Written instruction.
Copy out every line containing the word "Eiweißfreie".

[Saved entries]

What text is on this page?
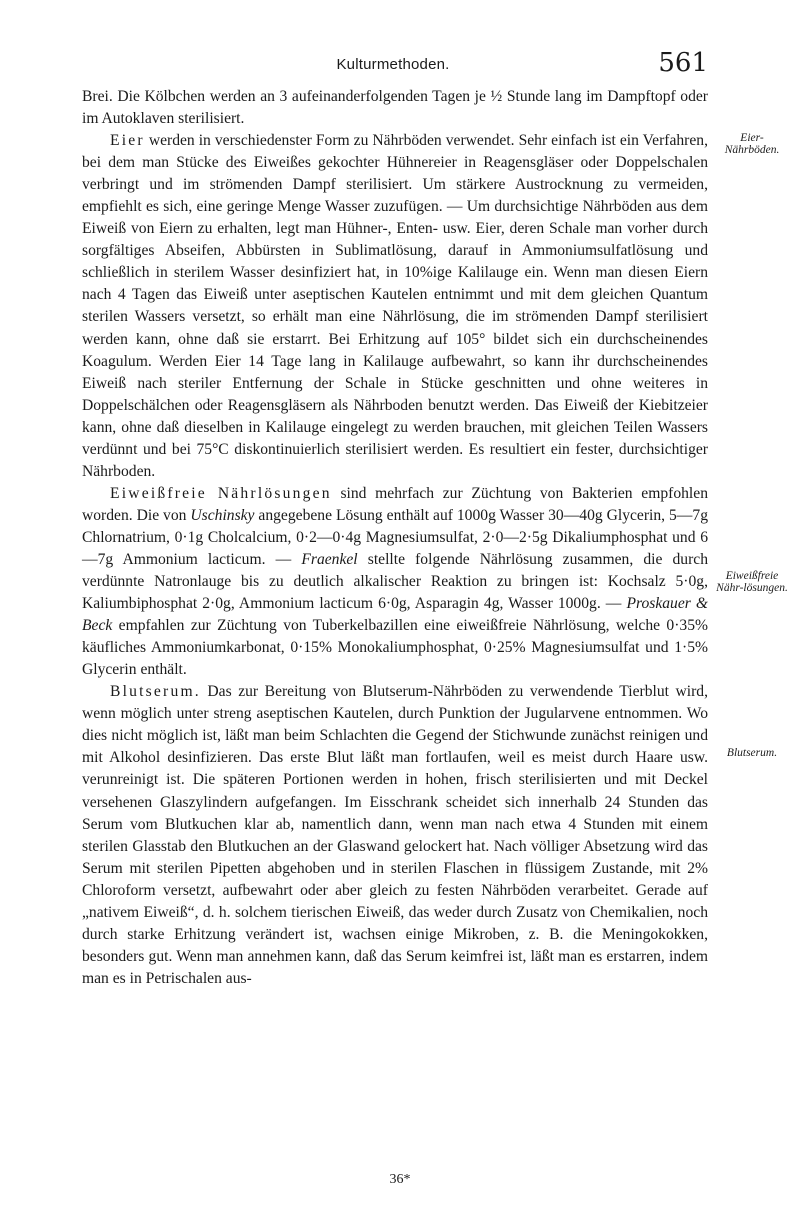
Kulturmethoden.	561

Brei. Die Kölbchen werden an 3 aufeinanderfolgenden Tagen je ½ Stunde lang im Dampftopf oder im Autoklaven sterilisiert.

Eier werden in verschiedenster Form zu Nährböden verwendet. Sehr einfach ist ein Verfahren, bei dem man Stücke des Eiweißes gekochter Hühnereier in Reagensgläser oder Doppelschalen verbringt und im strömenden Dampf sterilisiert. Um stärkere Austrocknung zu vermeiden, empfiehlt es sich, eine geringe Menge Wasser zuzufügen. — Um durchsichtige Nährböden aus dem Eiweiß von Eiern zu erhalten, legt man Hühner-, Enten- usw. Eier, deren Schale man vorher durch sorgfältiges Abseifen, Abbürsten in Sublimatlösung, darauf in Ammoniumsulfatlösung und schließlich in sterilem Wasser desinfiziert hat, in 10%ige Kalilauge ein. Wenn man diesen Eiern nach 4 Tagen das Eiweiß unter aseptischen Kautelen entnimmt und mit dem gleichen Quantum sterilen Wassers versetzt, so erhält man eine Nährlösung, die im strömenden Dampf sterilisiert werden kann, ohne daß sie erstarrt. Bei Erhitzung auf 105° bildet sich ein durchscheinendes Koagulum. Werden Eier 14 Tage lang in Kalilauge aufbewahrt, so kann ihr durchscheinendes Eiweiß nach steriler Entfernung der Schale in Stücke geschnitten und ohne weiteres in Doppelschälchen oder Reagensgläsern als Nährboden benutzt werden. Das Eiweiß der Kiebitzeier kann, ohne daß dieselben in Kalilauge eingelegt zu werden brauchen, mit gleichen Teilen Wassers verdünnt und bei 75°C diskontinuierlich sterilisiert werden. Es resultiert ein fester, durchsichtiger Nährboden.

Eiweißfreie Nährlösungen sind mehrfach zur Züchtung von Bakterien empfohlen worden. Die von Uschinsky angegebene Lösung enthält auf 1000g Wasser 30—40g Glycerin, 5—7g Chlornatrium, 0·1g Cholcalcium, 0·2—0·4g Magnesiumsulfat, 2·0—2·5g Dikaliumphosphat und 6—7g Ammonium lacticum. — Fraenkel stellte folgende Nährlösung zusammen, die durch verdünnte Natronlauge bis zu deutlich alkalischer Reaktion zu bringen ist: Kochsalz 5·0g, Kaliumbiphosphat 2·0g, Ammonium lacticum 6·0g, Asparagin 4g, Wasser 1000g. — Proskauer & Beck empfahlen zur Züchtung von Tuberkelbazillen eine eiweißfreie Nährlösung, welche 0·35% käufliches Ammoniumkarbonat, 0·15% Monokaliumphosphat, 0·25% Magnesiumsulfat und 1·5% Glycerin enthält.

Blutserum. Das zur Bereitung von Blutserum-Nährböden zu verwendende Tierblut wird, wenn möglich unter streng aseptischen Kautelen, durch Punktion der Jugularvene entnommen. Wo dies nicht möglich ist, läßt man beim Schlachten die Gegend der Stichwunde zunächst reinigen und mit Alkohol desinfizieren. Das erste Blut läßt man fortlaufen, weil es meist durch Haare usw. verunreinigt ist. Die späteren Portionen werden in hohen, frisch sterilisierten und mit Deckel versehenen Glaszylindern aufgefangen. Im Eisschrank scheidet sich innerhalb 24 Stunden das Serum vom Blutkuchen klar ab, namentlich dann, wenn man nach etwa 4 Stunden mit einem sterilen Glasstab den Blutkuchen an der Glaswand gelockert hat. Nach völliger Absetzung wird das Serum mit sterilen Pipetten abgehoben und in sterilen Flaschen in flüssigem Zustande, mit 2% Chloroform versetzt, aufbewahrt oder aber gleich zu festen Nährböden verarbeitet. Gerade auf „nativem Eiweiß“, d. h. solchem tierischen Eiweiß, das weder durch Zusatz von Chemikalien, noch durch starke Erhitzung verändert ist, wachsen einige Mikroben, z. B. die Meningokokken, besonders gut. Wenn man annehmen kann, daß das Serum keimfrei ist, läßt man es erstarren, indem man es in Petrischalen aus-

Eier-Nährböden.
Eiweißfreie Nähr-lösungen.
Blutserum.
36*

Finished task.
Eiweißfreie Nährlösungen sind mehrfach zur Züchtung von Bakterien empfohlen worden. Die von Uschinsky angegebene Lösung enthält auf 1000g Wasser 30—40g Glycerin, 5—7g Chlornatrium, 0·1g Cholcalcium, 0·2—0·4g Magnesiumsulfat, 2·0—2·5g Dikaliumphosphat und 6—7g Ammonium lacticum. — Fraenkel stellte folgende Nährlösung zusammen, die durch verdünnte Natronlauge bis zu deutlich alkalischer Reaktion zu bringen ist: Kochsalz 5·0g, Kaliumbiphosphat 2·0g, Ammonium lacticum 6·0g, Asparagin 4g, Wasser 1000g. — Proskauer & Beck empfahlen zur Züchtung von Tuberkelbazillen eine eiweißfreie Nährlösung, welche 0·35% käufliches Ammoniumkarbonat, 0·15% Monokaliumphosphat, 0·25% Magnesiumsulfat und 1·5% Glycerin enthält.
Eiweißfreie Nähr-lösungen.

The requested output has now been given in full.